══ Selected text

Michael Kantor: Why do you think it was revolutionary in terms of Broadway musical theater?
Galt MacDermot: Broadway. Well, you know, I had never seen a Broadway musical when I wrote here, so it didn’t seem to me unconventional. It just seemed funny. It made me laugh. There was a kind of a disrespect in the language, not the language of what the kids said about everything. They just didn’t like the conventional approach to anything, sex, music, drugs, anything. And I think that’s really what made it sort of striking when people first saw it.
Michael Kantor: Great, these are great answers. Let’s come back to, you know, give us the names of the two guys who approached you and they asked you to write music and what were you trying to do with your music?
Galt MacDermot: Well, you know, I’m from Canada originally, but I lived in Africa for three years and studied music there. And I like the African style of music. I was going to try to use that plus what I knew about rhythm and blues and jazz to make a really kind of music that I like. I’m not really a Broadway fan at all. I like funky music. So that was sort of, and when they said, well, we want a rock and roll score, I said, Well, to me, that’s f- But I do. It really isn’t quite the same thing, but close enough.
Michael Kantor: Do you remember how hair was billed? It had a sort of interesting line, and do you think that reflects what it was?
Galt MacDermot: A love, a tribal love rock music? Well, that was sort of tongue in cheek, you know, tribal loverock, although that had an effect. You know, the guy who ultimately produced it on Broadway, Michael Butler, saw that subtitle and he saw the original record, which was a bunch of Indians with Jerry and Jim’s faces in, two of them. And he thought it was about Indians, tribal loverocks. So he came down to see it. And then when he saw it… He realized it wasn’t about Indians, it was about kids, but that’s why he went.
Michael Kantor: So would you say that, you know, the music in it is not really rock or?

════
══ Records supplied

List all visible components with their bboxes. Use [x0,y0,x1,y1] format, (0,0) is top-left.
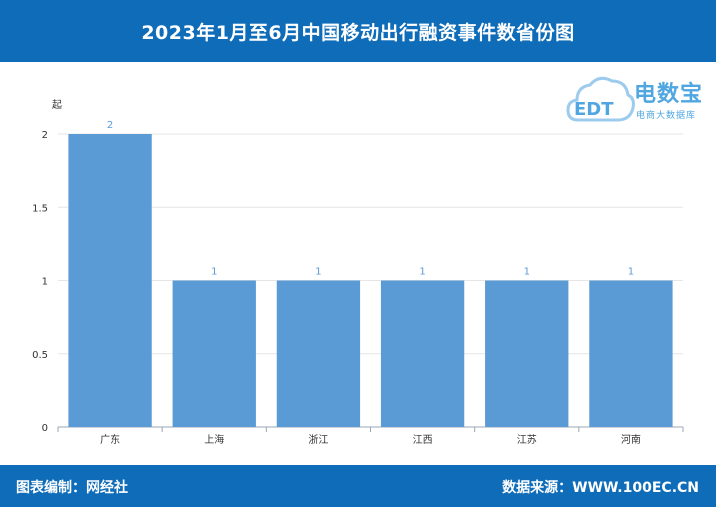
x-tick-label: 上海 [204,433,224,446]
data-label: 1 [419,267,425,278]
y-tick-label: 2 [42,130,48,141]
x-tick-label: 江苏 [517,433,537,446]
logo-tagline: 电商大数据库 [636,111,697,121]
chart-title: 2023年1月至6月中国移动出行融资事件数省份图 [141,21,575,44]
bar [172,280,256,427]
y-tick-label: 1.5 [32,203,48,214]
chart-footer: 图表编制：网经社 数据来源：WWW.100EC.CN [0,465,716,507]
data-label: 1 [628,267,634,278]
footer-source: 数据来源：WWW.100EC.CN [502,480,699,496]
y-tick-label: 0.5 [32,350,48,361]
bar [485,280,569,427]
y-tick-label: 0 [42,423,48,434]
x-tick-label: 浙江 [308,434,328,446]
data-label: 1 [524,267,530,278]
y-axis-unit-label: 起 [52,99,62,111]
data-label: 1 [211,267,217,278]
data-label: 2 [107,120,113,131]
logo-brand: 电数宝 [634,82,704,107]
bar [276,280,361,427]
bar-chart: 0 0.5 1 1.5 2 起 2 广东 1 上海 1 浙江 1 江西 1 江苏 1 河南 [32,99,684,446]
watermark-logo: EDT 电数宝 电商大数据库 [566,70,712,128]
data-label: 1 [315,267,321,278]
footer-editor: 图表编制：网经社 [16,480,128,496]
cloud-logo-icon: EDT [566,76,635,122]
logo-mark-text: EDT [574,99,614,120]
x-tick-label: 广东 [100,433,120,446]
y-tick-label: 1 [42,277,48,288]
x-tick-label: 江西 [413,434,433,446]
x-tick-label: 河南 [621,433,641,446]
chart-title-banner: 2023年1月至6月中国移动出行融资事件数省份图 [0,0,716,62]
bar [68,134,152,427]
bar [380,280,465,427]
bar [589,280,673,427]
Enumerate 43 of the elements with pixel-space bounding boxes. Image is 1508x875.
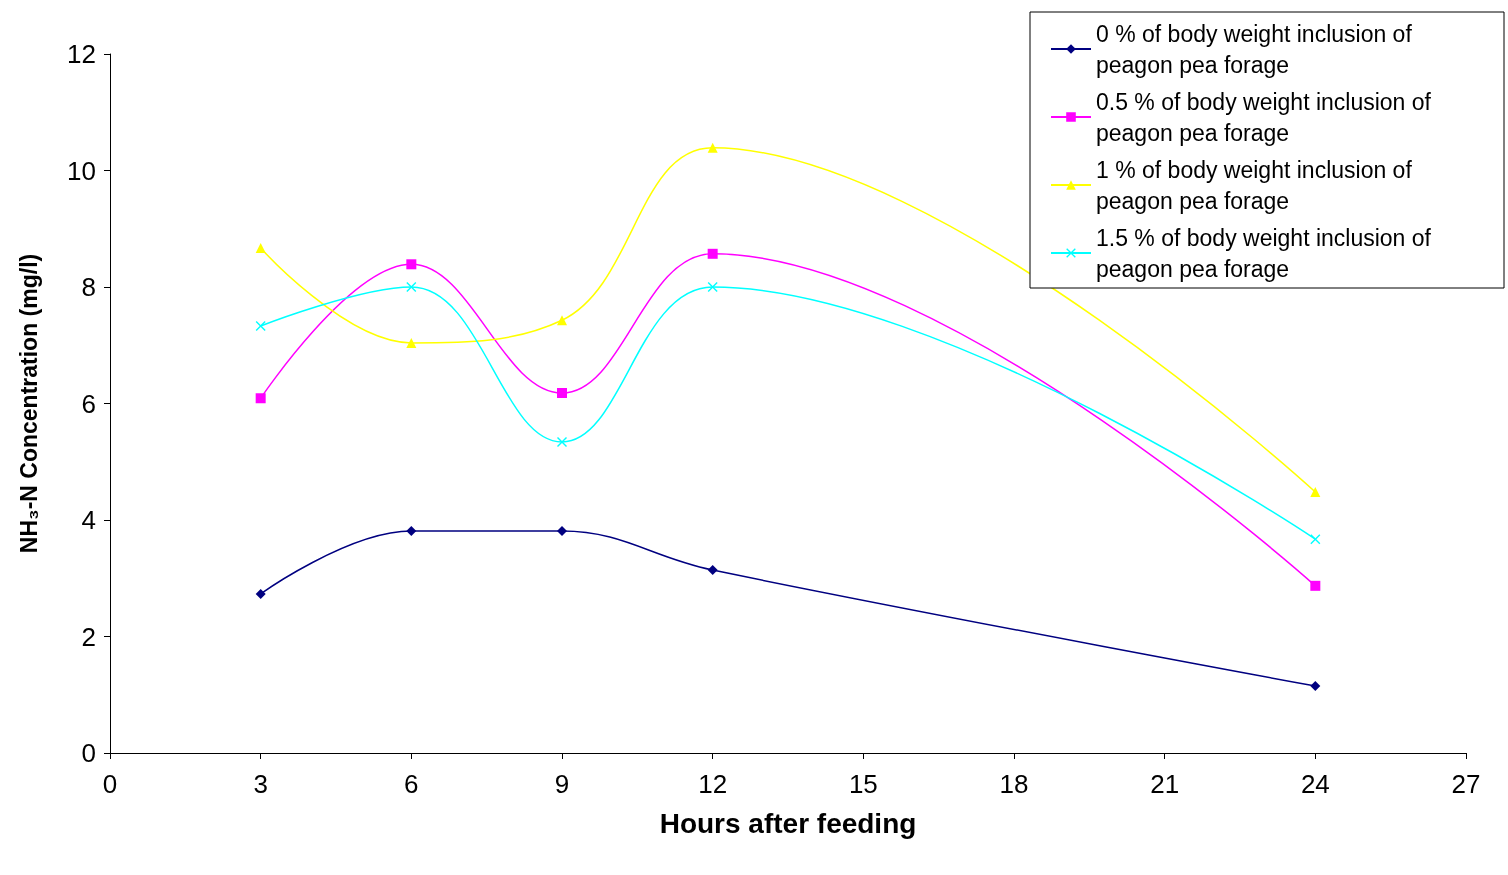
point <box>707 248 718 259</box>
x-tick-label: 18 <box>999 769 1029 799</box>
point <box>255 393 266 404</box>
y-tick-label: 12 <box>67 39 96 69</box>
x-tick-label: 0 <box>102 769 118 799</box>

════

Write out the entire interview transcript word for word. The rows above are separate material, unrelated to the interview transcript.

Michael Kantor: Why do you think it was revolutionary in terms of Broadway musical theater?
Galt MacDermot: Broadway. Well, you know, I had never seen a Broadway musical when I wrote here, so it didn’t seem to me unconventional. It just seemed funny. It made me laugh. There was a kind of a disrespect in the language, not the language of what the kids said about everything. They just didn’t like the conventional approach to anything, sex, music, drugs, anything. And I think that’s really what made it sort of striking when people first saw it.
Michael Kantor: Great, these are great answers. Let’s come back to, you know, give us the names of the two guys who approached you and they asked you to write music and what were you trying to do with your music?
Galt MacDermot: Well, you know, I’m from Canada originally, but I lived in Africa for three years and studied music there. And I like the African style of music. I was going to try to use that plus what I knew about rhythm and blues and jazz to make a really kind of music that I like. I’m not really a Broadway fan at all. I like funky music. So that was sort of, and when they said, well, we want a rock and roll score, I said, Well, to me, that’s f- But I do. It really isn’t quite the same thing, but close enough.
Michael Kantor: Do you remember how hair was billed? It had a sort of interesting line, and do you think that reflects what it was?
Galt MacDermot: A love, a tribal love rock music? Well, that was sort of tongue in cheek, you know, tribal loverock, although that had an effect. You know, the guy who ultimately produced it on Broadway, Michael Butler, saw that subtitle and he saw the original record, which was a bunch of Indians with Jerry and Jim’s faces in, two of them. And he thought it was about Indians, tribal loverocks. So he came down to see it. And then when he saw it… He realized it wasn’t about Indians, it was about kids, but that’s why he went.
Michael Kantor: So would you say that, you know, the music in it is not really rock or?